• **What you need to do**
Keep only the lines of the listing that include the word "AskOski", and copy them.

-- begin Records for processing --

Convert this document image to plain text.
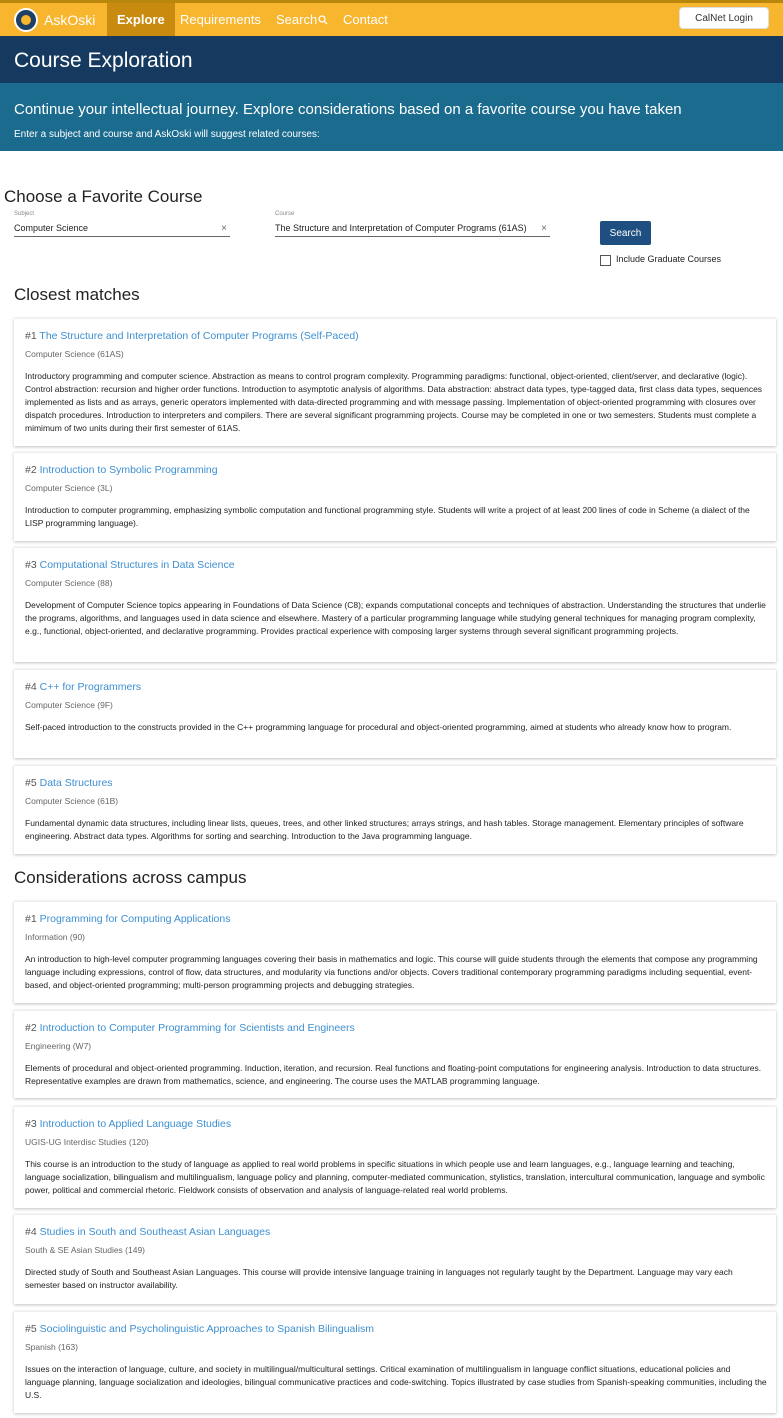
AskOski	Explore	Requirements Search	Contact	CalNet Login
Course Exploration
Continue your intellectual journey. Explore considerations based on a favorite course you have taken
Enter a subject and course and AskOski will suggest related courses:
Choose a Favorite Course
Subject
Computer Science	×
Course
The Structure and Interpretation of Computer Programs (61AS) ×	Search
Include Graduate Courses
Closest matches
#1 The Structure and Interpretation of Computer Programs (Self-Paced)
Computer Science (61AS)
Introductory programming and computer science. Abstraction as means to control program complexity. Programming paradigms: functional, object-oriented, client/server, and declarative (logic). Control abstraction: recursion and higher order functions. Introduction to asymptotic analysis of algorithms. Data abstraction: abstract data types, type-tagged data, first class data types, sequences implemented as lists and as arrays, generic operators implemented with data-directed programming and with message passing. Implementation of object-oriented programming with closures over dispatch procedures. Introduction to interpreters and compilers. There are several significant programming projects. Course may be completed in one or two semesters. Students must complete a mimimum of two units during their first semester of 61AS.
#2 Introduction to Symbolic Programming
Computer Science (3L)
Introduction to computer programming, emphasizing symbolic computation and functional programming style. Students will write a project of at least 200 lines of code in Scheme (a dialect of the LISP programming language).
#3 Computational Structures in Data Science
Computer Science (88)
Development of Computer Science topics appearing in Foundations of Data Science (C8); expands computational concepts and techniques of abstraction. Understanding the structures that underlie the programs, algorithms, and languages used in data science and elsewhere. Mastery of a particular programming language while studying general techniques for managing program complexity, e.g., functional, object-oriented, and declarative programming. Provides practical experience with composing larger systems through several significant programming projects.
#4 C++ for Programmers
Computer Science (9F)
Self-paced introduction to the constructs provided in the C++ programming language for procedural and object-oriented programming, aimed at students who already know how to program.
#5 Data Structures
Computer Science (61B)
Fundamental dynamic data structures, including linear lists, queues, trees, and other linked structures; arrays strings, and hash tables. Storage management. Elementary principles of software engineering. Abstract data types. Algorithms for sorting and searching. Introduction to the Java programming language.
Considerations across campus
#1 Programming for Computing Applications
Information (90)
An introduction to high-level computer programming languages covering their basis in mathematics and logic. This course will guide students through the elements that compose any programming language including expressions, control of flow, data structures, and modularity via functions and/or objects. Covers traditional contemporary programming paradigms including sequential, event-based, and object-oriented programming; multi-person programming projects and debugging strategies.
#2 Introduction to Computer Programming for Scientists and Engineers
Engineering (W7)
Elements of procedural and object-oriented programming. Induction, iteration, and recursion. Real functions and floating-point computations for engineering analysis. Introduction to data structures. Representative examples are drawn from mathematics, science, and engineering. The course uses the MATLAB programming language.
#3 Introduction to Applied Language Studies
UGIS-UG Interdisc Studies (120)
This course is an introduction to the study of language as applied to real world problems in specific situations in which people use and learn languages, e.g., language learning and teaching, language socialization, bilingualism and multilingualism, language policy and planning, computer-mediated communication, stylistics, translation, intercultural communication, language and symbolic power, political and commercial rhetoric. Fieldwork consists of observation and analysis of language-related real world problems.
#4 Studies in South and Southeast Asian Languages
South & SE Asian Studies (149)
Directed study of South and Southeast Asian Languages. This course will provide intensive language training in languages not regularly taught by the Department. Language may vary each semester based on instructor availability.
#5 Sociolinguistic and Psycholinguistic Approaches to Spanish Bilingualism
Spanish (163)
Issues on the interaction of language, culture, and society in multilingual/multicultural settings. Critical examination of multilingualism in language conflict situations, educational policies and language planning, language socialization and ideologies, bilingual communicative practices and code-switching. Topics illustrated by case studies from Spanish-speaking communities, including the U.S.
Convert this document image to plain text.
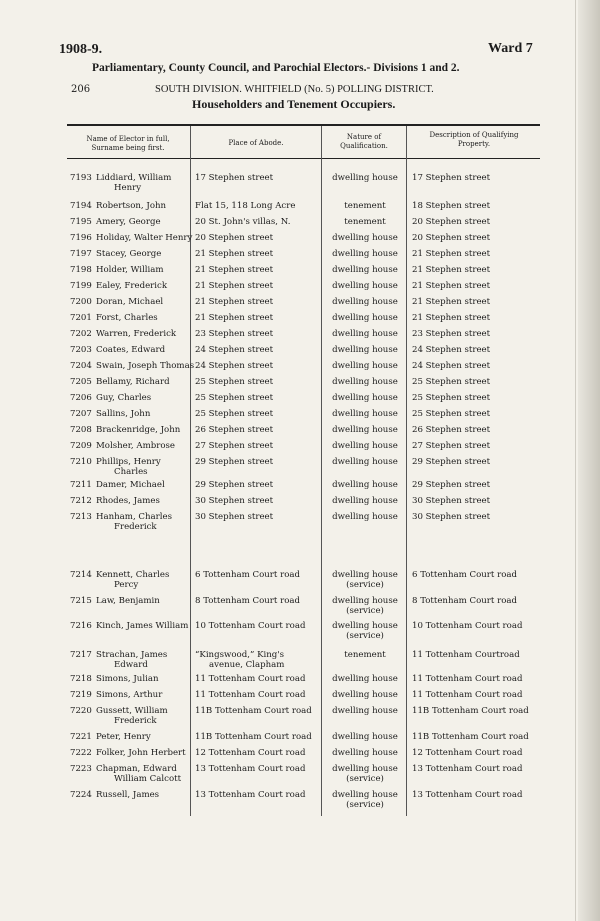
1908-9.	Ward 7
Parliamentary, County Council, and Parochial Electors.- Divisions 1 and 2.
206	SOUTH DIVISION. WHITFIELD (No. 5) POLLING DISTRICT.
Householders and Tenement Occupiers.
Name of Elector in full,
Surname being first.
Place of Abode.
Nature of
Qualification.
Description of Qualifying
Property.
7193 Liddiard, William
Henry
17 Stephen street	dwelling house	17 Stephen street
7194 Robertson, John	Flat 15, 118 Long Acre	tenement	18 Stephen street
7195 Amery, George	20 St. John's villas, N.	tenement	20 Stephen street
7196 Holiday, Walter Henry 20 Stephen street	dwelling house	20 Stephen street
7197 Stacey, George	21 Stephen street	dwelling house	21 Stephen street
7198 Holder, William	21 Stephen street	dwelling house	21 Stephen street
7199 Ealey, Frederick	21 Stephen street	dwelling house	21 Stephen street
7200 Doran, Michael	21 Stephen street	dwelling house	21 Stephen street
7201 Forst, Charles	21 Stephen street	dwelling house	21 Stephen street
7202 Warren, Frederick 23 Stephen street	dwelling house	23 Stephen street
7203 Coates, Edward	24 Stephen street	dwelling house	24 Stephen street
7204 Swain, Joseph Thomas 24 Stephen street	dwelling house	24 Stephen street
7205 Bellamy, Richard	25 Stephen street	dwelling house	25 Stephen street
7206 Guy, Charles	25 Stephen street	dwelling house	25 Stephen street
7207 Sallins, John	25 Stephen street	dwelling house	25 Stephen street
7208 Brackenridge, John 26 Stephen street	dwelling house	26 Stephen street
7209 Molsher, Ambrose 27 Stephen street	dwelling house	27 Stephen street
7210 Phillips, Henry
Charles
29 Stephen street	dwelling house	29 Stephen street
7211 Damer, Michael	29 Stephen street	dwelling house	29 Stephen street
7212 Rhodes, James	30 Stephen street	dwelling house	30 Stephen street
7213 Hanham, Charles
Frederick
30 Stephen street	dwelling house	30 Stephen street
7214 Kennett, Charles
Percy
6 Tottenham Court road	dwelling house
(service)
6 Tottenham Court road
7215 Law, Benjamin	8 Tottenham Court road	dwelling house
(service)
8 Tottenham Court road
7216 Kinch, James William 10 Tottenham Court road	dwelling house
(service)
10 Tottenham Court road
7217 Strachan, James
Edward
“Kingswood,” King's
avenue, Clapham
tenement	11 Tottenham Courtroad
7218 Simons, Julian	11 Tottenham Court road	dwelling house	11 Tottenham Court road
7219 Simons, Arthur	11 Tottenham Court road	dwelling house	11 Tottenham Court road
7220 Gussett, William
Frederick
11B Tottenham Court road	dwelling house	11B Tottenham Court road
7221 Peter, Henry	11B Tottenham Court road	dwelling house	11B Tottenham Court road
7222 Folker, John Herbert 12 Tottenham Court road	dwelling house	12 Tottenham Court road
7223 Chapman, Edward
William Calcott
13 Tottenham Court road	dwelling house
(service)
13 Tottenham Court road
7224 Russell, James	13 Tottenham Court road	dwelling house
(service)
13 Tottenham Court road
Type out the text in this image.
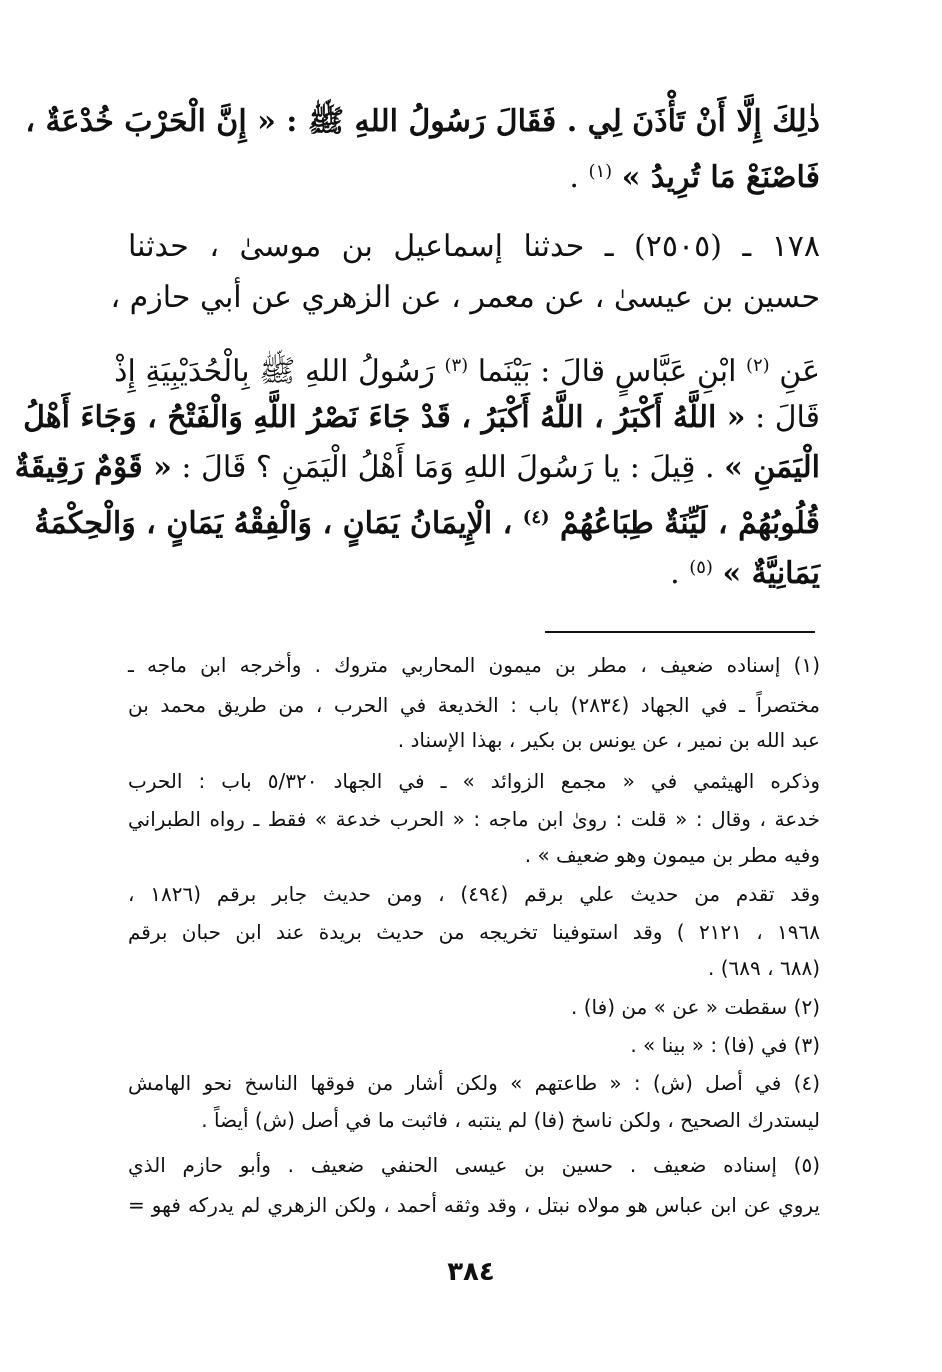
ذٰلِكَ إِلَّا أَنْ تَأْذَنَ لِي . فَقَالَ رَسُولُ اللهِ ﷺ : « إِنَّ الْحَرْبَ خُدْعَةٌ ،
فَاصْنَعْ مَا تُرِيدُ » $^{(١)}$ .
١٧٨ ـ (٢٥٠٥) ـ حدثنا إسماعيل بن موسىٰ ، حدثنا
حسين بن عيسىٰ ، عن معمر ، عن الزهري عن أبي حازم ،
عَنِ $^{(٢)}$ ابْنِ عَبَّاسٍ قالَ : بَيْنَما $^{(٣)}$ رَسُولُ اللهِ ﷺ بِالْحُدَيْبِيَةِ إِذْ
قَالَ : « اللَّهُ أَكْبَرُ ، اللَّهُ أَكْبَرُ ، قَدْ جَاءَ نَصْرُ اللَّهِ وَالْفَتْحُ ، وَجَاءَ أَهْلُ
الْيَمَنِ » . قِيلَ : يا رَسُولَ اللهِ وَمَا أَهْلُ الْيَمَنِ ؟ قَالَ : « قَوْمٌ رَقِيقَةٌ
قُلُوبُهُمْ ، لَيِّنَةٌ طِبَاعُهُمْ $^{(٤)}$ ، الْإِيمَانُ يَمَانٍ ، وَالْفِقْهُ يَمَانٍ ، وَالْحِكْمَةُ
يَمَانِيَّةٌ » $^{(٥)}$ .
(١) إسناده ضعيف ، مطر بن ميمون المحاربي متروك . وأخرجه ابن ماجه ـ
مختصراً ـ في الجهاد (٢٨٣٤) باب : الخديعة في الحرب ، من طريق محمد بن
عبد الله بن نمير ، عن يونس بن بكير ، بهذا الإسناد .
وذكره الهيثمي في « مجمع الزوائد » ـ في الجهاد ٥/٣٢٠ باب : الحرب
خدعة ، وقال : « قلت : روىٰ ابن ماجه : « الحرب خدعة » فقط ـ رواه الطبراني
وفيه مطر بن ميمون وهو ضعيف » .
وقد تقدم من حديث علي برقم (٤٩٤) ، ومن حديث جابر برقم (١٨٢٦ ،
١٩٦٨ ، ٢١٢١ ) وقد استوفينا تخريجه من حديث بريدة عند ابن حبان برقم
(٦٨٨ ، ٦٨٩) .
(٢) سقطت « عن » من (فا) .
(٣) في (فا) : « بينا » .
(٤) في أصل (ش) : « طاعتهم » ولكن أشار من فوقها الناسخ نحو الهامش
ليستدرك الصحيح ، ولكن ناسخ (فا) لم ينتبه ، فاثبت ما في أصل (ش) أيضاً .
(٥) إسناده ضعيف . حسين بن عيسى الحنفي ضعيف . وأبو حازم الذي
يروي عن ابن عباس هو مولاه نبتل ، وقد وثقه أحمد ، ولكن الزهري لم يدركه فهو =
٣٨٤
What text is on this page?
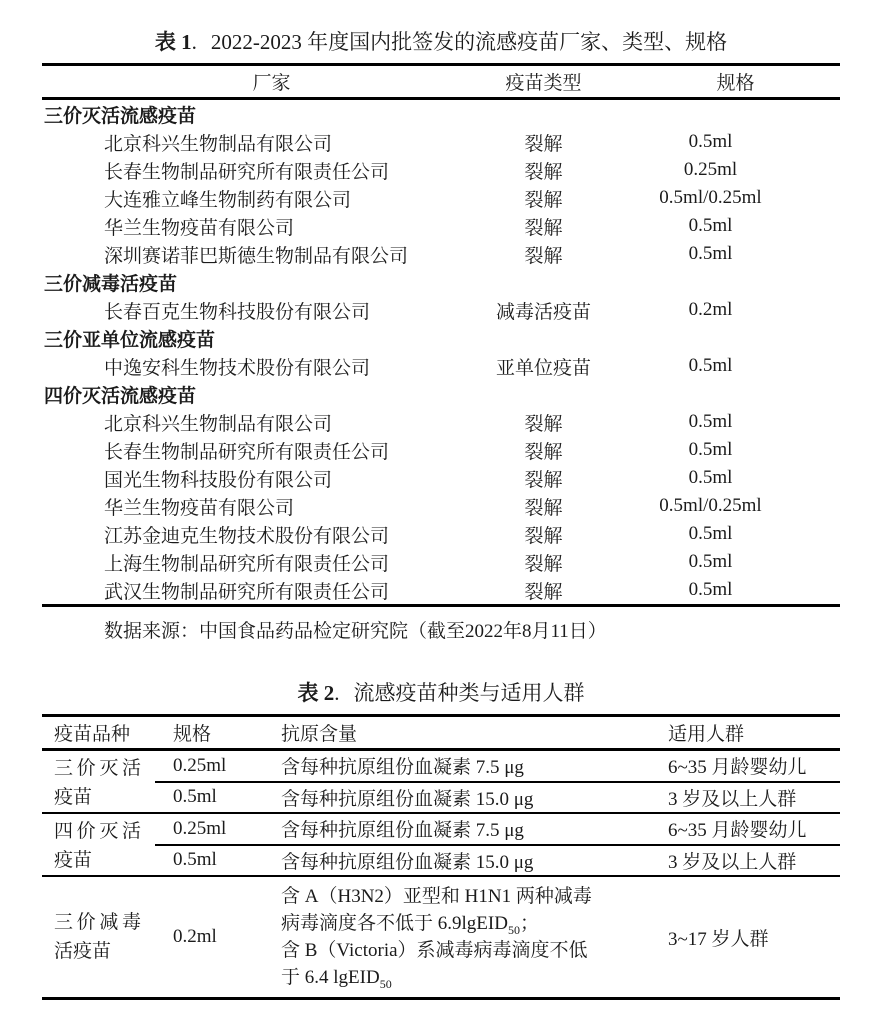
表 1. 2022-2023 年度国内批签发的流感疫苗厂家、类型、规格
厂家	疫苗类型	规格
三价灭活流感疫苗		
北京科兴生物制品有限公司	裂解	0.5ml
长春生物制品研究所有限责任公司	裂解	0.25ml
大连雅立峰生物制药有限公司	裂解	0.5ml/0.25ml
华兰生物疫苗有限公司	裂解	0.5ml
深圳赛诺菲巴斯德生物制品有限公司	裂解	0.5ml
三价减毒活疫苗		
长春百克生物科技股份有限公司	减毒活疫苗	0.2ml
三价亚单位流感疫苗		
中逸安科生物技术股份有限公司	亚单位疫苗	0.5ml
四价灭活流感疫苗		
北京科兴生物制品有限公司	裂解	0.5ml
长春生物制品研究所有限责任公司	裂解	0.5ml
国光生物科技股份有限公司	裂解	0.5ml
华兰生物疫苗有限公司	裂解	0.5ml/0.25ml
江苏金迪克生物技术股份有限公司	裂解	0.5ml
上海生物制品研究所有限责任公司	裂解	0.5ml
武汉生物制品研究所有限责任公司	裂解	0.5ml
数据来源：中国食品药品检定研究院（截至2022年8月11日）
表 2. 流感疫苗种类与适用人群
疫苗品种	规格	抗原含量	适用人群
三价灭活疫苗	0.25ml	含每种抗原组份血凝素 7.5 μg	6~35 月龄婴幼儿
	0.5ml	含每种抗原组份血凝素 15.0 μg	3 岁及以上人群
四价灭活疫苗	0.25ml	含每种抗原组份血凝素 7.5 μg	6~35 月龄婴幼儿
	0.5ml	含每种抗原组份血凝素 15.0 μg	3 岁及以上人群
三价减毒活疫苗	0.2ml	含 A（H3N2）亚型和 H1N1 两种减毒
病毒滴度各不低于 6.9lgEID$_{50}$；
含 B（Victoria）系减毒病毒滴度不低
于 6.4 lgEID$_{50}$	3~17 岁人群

-- end Records for processing --

• **Written response**
AskOski	Explore	Requirements Search	Contact	CalNet Login
Enter a subject and course and AskOski will suggest related courses:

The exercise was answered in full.